*WHAT IS NEEDED*:
Scan the material for the word "name", and copy each line where it shows up.

*THE RECORDS*:

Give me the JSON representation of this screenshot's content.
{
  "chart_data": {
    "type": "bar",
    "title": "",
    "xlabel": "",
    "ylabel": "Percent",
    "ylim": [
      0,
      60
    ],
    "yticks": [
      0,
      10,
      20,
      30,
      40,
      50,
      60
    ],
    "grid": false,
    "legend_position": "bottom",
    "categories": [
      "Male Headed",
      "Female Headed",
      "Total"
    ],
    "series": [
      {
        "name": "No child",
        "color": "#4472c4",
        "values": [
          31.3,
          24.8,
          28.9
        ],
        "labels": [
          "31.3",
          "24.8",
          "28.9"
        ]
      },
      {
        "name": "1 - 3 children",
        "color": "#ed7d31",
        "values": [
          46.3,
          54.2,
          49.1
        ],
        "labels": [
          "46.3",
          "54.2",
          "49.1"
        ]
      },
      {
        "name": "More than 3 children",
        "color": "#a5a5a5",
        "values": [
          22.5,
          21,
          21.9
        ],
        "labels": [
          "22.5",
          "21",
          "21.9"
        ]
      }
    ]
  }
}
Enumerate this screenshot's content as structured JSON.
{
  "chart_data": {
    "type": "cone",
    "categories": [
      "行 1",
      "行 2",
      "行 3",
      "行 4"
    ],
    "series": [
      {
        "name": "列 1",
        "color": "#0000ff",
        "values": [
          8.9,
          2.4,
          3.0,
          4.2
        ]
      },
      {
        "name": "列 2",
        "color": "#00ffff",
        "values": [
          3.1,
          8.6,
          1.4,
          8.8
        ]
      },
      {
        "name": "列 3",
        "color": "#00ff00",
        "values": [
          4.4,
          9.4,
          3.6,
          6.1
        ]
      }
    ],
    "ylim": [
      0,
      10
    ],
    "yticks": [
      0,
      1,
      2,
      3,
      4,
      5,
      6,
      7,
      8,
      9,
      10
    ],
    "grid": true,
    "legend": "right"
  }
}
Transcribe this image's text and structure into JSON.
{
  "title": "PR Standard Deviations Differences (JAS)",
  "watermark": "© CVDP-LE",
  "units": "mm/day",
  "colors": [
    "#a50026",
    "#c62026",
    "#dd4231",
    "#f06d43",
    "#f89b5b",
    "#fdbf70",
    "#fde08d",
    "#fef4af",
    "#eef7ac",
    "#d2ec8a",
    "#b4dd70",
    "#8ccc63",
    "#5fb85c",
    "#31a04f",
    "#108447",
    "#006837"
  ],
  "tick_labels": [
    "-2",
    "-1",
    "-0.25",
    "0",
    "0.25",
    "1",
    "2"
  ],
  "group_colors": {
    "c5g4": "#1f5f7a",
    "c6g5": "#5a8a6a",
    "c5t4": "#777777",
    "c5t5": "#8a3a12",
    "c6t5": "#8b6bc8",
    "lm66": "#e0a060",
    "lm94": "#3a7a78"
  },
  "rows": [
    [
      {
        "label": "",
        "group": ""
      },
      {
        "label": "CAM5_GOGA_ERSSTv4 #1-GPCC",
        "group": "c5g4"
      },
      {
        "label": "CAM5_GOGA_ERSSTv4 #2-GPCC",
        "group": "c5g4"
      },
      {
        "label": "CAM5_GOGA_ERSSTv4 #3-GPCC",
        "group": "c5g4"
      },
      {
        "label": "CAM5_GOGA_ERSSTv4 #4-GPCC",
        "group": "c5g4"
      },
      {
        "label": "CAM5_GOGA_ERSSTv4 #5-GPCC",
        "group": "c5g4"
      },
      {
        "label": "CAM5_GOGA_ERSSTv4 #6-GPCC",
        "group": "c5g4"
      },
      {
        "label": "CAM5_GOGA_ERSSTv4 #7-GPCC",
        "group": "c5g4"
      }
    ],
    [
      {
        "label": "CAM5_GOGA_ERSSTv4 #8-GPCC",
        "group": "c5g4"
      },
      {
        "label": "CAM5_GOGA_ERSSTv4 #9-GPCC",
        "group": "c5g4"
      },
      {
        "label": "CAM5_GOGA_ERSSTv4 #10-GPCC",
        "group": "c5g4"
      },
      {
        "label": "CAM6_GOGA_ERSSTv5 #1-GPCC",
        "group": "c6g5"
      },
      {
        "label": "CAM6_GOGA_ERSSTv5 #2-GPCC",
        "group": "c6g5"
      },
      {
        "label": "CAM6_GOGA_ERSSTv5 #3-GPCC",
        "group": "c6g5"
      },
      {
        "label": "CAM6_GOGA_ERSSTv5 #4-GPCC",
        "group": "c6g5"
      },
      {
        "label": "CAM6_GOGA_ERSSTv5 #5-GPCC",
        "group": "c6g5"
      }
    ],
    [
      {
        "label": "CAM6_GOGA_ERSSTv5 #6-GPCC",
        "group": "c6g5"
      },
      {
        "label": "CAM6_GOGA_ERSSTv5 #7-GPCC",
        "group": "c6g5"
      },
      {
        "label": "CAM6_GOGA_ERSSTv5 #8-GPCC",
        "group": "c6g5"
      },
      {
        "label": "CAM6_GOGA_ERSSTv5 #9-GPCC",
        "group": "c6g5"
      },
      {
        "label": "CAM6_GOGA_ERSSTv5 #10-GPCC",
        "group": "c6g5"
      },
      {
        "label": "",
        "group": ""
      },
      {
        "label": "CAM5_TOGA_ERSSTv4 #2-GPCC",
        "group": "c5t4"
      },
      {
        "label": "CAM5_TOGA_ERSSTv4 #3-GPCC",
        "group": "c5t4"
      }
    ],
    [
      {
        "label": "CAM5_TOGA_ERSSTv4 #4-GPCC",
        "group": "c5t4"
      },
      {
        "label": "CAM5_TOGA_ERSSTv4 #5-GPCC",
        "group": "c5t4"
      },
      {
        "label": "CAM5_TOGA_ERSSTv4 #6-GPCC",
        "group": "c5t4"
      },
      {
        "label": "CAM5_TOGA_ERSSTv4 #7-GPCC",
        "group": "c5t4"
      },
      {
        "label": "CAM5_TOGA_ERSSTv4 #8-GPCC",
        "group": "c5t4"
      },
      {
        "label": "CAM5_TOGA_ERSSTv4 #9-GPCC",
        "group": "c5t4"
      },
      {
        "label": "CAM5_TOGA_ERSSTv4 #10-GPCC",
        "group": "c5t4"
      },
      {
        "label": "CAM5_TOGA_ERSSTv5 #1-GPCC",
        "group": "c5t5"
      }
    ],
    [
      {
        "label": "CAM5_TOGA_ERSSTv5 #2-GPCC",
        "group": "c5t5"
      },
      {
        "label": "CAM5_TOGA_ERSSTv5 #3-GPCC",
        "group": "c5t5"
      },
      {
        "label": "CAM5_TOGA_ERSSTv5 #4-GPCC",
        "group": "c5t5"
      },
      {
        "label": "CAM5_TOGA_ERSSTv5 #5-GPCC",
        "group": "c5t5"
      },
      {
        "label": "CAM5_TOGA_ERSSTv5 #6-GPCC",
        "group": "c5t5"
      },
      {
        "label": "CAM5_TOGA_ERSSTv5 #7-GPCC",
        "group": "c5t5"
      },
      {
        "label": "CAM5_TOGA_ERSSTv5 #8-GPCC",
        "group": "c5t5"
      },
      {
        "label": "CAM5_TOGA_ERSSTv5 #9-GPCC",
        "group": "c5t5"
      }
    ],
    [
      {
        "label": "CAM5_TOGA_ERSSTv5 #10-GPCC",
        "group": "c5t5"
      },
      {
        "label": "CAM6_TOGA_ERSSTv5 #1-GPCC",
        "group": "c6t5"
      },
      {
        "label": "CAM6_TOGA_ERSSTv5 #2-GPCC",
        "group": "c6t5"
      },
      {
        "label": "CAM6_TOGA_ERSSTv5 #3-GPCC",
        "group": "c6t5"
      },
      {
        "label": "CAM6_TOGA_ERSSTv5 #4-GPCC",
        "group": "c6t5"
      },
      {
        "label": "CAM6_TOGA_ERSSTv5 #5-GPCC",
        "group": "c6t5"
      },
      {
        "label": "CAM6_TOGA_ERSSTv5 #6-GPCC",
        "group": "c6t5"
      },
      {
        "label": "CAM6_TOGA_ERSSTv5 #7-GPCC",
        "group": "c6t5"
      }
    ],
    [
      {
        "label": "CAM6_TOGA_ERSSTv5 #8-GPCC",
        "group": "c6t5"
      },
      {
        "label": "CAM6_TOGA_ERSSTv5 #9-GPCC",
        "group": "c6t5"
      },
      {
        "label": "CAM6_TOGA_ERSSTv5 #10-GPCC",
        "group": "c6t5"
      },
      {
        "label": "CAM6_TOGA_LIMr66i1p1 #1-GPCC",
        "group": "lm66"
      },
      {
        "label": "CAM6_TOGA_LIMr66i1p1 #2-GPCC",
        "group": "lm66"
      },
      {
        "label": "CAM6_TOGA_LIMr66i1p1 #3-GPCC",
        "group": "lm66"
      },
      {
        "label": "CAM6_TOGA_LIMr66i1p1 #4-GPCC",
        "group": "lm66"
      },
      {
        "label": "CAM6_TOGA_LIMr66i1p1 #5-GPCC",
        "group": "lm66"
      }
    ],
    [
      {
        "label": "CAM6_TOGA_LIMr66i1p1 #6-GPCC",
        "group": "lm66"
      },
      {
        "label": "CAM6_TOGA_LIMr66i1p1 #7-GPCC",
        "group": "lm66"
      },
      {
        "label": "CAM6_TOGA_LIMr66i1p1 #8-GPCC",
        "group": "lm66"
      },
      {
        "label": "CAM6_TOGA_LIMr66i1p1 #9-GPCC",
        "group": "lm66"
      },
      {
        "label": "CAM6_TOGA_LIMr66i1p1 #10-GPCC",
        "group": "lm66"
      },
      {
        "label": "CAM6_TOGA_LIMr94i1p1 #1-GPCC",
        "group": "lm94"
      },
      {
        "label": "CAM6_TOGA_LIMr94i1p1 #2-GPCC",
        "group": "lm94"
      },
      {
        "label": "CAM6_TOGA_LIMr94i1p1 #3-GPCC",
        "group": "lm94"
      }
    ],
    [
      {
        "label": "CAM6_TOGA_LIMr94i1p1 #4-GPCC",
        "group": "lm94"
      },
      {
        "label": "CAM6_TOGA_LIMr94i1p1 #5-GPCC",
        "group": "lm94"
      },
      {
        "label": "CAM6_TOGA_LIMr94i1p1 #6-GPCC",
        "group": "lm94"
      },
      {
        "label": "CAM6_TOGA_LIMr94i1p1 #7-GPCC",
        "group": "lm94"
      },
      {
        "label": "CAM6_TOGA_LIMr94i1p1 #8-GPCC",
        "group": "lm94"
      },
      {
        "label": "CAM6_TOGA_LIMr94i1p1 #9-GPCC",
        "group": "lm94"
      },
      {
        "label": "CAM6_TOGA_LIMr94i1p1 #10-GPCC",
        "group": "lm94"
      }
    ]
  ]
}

*SOLUTION*:
        "name": "No child",
        "name": "1 - 3 children",
        "name": "More than 3 children",
        "name": "列 1",
        "name": "列 2",
        "name": "列 3",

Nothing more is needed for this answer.